▶ **Exercise**
In the material below, find all lines with the string "работы" and copy them.
▼
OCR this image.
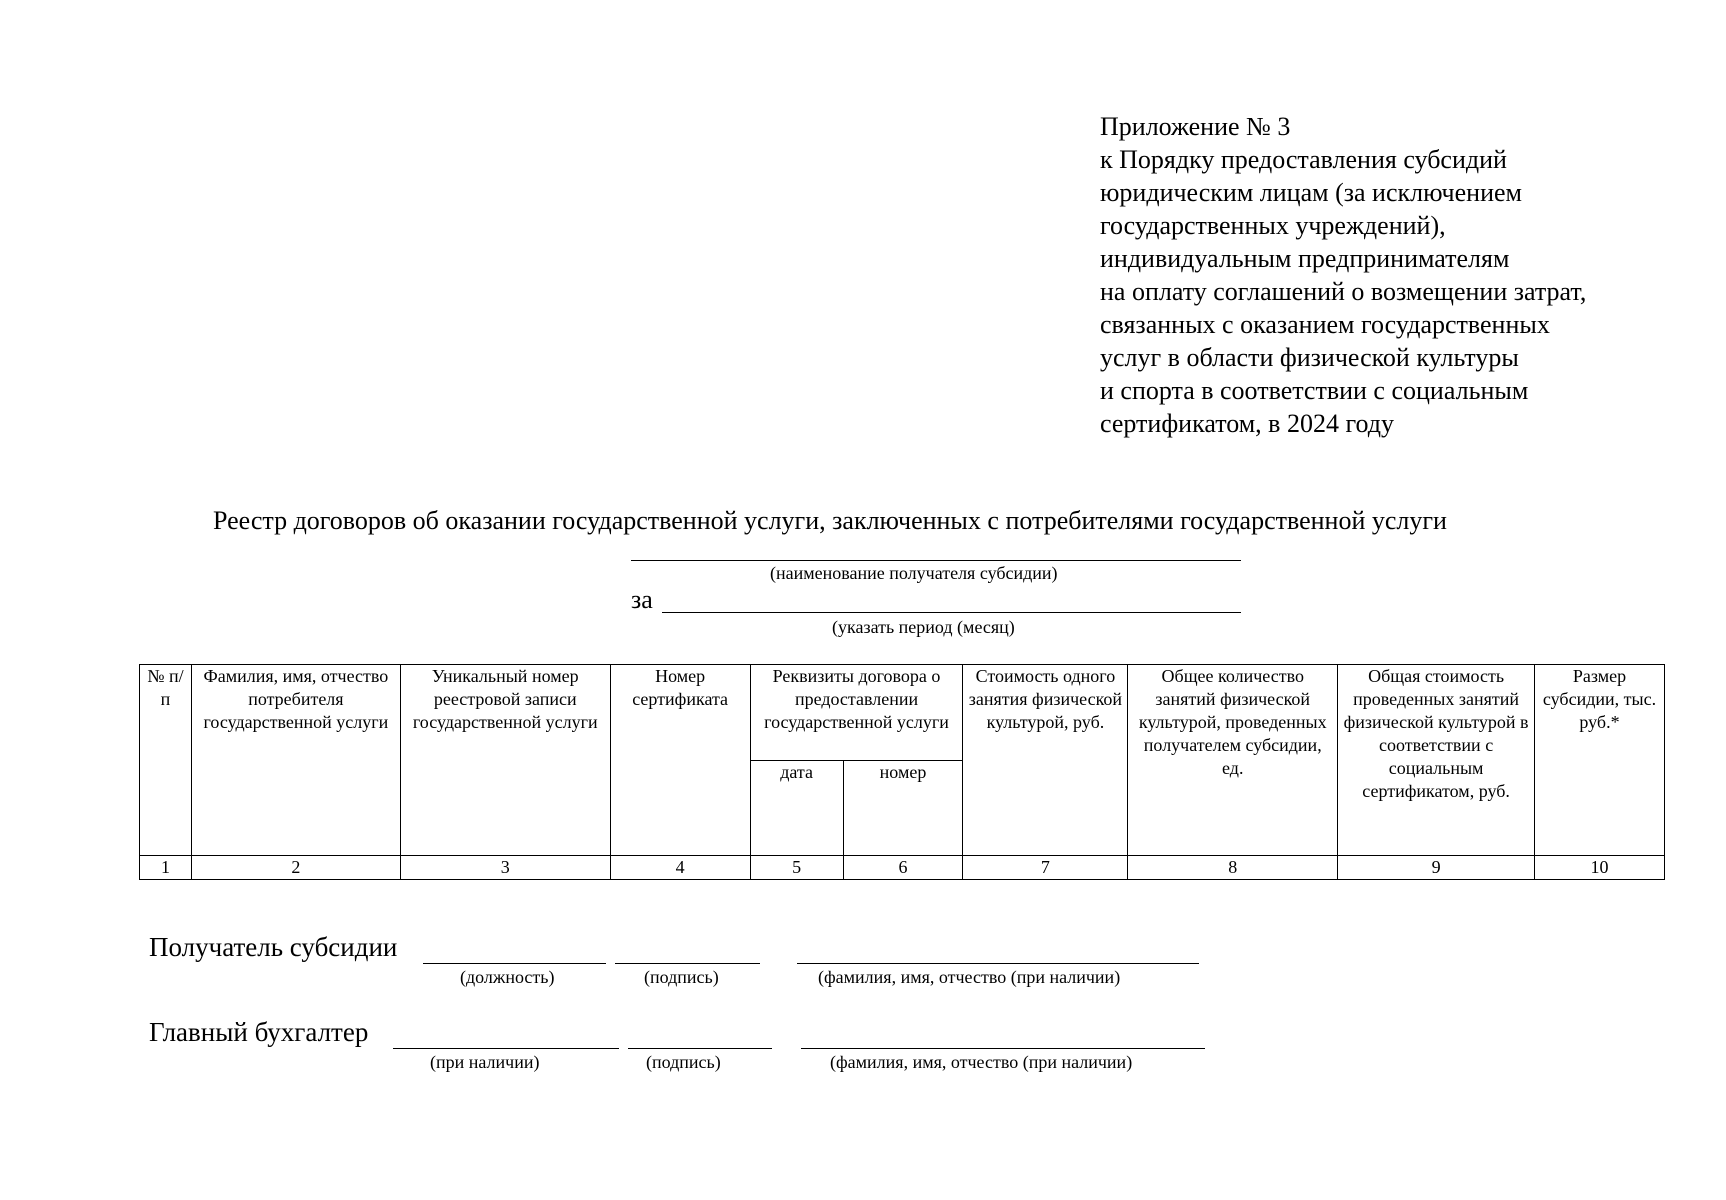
Приложение № 3
к Порядку предоставления субсидий
юридическим лицам (за исключением
государственных учреждений),
индивидуальным предпринимателям
на оплату соглашений о возмещении затрат,
связанных с оказанием государственных
услуг в области физической культуры
и спорта в соответствии с социальным
сертификатом, в 2024 году
Реестр договоров об оказании государственной услуги, заключенных с потребителями государственной услуги
(наименование получателя субсидии)
за
(указать период (месяц)
№ п/п	Фамилия, имя, отчество потребителя государственной услуги	Уникальный номер реестровой записи государственной услуги	Номер сертификата	Реквизиты договора о предоставлении государственной услуги		Стоимость одного занятия физической культурой, руб.	Общее количество занятий физической культурой, проведенных получателем субсидии, ед.	Общая стоимость проведенных занятий физической культурой в соответствии с социальным сертификатом, руб.	Размер субсидии, тыс. руб.*
				дата	номер				
1	2	3	4	5	6	7	8	9	10
Получатель субсидии
(должность)	(подпись)	(фамилия, имя, отчество (при наличии)
Главный бухгалтер
(при наличии)	(подпись)	(фамилия, имя, отчество (при наличии)
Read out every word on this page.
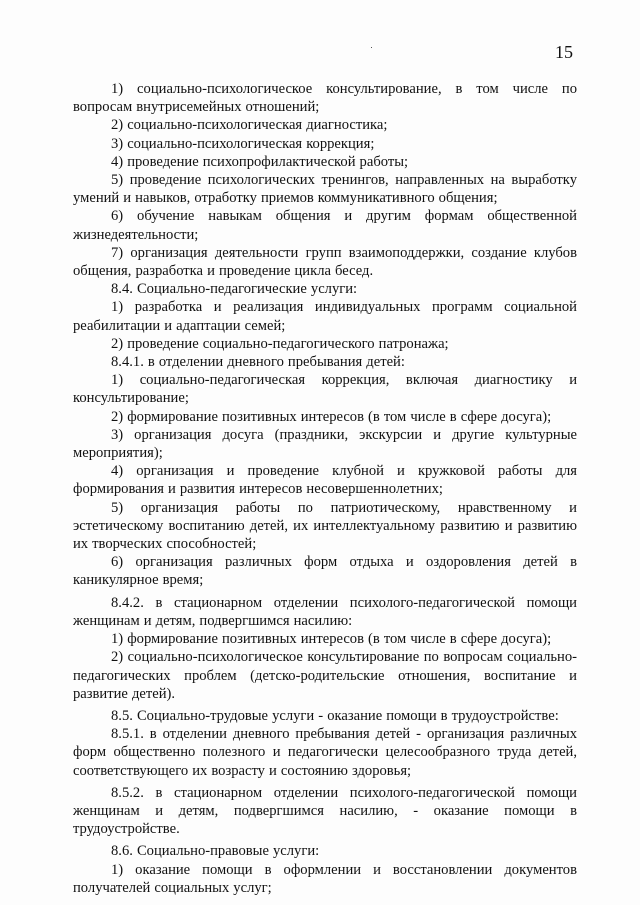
15

1) социально-психологическое консультирование, в том числе по вопросам внутрисемейных отношений;

2) социально-психологическая диагностика;

3) социально-психологическая коррекция;

4) проведение психопрофилактической работы;

5) проведение психологических тренингов, направленных на выработку умений и навыков, отработку приемов коммуникативного общения;

6) обучение навыкам общения и другим формам общественной жизнедеятельности;

7) организация деятельности групп взаимоподдержки, создание клубов общения, разработка и проведение цикла бесед.

8.4. Социально-педагогические услуги:

1) разработка и реализация индивидуальных программ социальной реабилитации и адаптации семей;

2) проведение социально-педагогического патронажа;

8.4.1. в отделении дневного пребывания детей:

1) социально-педагогическая коррекция, включая диагностику и консультирование;

2) формирование позитивных интересов (в том числе в сфере досуга);

3) организация досуга (праздники, экскурсии и другие культурные мероприятия);

4) организация и проведение клубной и кружковой работы для формирования и развития интересов несовершеннолетних;

5) организация работы по патриотическому, нравственному и эстетическому воспитанию детей, их интеллектуальному развитию и развитию их творческих способностей;

6) организация различных форм отдыха и оздоровления детей в каникулярное время;

8.4.2. в стационарном отделении психолого-педагогической помощи женщинам и детям, подвергшимся насилию:

1) формирование позитивных интересов (в том числе в сфере досуга);

2) социально-психологическое консультирование по вопросам социально-педагогических проблем (детско-родительские отношения, воспитание и развитие детей).

8.5. Социально-трудовые услуги - оказание помощи в трудоустройстве:

8.5.1. в отделении дневного пребывания детей - организация различных форм общественно полезного и педагогически целесообразного труда детей, соответствующего их возрасту и состоянию здоровья;

8.5.2. в стационарном отделении психолого-педагогической помощи женщинам и детям, подвергшимся насилию, - оказание помощи в трудоустройстве.

8.6. Социально-правовые услуги:

1) оказание помощи в оформлении и восстановлении документов получателей социальных услуг;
▲
▶ **Written solution**
4) проведение психопрофилактической работы;
4) организация и проведение клубной и кружковой работы для формирования и развития интересов несовершеннолетних;
5) организация работы по патриотическому, нравственному и эстетическому воспитанию детей, их интеллектуальному развитию и развитию их творческих способностей;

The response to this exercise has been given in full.